EXERCISE INSTRUCTIONS: Tally the lines that contain the string "iconType" and state that total without comment.
--- START DATA LISTING ---
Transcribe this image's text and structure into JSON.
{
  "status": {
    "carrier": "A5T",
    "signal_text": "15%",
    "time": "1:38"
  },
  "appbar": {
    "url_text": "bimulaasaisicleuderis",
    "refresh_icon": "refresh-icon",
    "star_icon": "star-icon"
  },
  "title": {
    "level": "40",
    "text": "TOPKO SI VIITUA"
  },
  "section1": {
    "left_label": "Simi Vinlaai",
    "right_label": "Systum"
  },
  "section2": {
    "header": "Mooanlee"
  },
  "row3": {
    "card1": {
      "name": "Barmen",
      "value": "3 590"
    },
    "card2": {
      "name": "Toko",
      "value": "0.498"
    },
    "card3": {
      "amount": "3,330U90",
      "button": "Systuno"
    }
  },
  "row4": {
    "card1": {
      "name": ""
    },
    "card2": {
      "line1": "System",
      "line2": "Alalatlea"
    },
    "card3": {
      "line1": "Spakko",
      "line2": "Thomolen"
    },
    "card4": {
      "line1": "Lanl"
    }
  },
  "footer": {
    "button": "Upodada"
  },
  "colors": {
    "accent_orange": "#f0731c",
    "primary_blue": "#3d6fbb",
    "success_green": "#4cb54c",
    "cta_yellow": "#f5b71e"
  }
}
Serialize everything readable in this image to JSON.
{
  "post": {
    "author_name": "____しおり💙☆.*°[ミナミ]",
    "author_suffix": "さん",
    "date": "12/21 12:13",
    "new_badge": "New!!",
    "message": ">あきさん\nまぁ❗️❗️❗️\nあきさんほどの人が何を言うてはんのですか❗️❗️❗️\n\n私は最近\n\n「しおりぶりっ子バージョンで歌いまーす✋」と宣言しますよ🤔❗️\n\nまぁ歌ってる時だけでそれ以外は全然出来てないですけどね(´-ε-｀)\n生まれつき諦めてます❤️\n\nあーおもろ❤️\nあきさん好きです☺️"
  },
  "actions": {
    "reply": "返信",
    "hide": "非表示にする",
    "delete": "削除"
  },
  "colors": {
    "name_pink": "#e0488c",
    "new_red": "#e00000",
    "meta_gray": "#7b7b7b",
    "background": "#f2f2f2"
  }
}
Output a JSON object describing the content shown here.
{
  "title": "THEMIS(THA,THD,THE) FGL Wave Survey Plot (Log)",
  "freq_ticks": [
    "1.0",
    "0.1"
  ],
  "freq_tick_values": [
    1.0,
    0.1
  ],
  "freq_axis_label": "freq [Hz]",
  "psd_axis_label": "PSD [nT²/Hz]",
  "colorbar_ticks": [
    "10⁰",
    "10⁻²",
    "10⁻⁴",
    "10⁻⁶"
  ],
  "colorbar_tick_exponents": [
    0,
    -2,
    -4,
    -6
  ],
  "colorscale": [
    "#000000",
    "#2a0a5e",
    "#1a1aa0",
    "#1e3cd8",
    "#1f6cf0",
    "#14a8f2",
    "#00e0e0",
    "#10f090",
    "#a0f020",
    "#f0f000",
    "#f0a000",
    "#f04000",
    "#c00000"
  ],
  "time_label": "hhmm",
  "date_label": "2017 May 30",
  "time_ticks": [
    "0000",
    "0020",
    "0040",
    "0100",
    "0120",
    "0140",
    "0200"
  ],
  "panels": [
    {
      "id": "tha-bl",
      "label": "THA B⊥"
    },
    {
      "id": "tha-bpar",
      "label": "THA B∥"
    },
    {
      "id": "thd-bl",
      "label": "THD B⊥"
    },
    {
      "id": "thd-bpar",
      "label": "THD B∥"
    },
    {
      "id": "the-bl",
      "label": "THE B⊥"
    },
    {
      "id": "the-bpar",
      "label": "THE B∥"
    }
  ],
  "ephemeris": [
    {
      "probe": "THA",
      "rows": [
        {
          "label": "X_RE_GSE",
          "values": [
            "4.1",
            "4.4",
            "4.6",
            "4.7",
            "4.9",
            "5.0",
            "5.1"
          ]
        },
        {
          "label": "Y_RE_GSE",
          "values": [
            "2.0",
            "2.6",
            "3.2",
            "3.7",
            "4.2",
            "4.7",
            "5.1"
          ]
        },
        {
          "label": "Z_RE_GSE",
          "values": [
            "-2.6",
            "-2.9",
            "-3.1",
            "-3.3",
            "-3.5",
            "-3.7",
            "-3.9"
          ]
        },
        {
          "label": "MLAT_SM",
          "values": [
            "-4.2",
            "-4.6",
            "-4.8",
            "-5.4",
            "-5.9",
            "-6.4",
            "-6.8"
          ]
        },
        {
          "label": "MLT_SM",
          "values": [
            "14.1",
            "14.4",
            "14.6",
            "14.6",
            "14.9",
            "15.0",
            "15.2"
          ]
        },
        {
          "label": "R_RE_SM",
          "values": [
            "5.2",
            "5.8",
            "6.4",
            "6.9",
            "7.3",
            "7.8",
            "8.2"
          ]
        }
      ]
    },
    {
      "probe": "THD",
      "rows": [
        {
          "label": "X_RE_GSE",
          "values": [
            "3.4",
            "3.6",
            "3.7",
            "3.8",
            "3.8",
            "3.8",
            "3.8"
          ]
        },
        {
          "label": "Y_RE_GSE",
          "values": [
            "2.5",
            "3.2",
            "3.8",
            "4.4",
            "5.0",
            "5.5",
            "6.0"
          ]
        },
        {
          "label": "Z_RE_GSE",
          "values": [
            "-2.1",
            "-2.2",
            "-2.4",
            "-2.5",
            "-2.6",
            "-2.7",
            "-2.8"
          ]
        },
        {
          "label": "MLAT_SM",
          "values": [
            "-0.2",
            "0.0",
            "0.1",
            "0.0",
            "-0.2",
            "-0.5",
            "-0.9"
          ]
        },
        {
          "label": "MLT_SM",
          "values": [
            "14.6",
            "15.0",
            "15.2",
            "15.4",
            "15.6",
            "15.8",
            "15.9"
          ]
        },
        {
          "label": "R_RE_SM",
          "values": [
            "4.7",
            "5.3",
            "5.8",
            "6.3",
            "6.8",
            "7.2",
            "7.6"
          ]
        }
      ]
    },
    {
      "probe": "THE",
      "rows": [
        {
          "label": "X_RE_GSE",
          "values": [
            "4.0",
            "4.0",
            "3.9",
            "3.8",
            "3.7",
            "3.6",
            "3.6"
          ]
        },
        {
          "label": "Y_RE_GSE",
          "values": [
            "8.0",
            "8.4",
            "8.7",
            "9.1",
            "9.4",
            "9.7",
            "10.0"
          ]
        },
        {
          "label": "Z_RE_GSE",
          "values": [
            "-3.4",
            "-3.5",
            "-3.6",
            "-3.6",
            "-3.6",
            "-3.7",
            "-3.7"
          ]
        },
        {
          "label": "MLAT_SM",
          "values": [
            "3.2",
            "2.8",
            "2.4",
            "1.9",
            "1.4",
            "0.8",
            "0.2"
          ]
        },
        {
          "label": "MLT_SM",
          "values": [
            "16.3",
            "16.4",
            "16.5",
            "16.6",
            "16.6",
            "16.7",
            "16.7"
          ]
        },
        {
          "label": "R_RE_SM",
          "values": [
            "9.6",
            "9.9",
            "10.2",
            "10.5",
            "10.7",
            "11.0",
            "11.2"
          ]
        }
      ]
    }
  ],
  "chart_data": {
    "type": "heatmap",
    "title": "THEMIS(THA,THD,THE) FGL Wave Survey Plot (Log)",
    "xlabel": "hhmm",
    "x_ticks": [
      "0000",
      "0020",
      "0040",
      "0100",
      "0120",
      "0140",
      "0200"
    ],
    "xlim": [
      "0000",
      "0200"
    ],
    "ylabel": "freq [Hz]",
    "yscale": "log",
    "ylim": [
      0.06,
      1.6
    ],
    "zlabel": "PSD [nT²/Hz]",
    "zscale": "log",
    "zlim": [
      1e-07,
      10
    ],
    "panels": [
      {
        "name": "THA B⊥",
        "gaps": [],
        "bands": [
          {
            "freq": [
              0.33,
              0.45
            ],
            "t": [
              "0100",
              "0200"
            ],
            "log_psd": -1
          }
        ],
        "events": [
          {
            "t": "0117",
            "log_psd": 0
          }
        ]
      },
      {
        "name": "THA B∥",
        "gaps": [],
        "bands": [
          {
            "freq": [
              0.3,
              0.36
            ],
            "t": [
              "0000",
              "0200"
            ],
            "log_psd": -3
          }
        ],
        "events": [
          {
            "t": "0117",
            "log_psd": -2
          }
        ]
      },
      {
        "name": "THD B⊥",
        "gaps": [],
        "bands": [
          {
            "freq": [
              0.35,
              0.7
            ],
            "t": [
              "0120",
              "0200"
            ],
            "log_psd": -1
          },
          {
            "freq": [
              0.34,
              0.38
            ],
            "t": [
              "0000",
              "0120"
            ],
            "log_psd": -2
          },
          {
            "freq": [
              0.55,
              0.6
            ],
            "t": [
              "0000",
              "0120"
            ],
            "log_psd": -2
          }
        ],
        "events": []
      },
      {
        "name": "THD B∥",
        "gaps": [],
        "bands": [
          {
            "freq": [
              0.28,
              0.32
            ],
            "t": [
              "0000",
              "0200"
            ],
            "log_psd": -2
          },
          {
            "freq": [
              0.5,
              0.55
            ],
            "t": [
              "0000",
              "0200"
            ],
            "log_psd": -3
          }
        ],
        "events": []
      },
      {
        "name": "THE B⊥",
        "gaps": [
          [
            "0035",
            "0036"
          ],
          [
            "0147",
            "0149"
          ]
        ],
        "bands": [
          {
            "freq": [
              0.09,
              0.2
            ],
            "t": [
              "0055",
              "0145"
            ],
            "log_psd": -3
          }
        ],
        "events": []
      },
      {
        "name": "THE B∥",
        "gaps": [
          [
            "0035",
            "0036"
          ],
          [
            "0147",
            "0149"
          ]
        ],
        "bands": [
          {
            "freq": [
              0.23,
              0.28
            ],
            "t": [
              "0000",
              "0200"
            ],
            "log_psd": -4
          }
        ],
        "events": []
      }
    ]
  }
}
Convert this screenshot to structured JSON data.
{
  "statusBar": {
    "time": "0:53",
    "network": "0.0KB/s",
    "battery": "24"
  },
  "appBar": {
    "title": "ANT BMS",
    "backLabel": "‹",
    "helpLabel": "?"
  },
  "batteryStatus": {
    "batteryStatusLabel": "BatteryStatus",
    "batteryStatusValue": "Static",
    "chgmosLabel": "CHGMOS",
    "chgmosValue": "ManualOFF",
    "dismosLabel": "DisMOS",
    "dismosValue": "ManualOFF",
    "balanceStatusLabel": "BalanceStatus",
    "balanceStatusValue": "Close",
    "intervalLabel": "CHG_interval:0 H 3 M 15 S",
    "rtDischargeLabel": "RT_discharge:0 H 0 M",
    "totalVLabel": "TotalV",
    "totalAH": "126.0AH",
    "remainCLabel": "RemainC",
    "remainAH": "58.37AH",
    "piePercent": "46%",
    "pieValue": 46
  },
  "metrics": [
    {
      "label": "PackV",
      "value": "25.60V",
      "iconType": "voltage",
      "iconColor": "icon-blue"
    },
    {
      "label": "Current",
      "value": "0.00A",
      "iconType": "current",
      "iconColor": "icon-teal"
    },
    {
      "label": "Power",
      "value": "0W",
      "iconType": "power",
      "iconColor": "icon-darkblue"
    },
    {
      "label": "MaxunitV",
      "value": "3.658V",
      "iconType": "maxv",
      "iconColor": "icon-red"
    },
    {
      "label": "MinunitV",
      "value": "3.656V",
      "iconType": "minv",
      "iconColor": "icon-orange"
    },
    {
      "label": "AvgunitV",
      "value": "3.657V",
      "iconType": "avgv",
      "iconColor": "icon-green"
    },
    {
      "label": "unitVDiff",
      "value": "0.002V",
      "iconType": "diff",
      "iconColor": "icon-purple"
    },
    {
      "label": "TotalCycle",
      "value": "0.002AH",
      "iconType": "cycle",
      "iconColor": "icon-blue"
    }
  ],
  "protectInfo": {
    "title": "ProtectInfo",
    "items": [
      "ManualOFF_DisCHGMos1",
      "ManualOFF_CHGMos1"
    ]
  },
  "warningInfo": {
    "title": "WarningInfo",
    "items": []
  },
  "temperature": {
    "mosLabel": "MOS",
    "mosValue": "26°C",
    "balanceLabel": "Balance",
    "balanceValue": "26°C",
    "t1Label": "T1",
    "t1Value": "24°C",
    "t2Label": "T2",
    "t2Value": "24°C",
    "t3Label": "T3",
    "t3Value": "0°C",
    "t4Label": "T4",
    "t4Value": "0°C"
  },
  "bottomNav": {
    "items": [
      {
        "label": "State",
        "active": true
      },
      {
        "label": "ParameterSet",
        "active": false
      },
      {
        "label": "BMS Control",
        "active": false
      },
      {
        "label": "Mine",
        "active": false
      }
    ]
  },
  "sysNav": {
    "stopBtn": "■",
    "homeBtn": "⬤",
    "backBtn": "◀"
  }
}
--- END DATA LISTING ---
IN RESPONSE: 8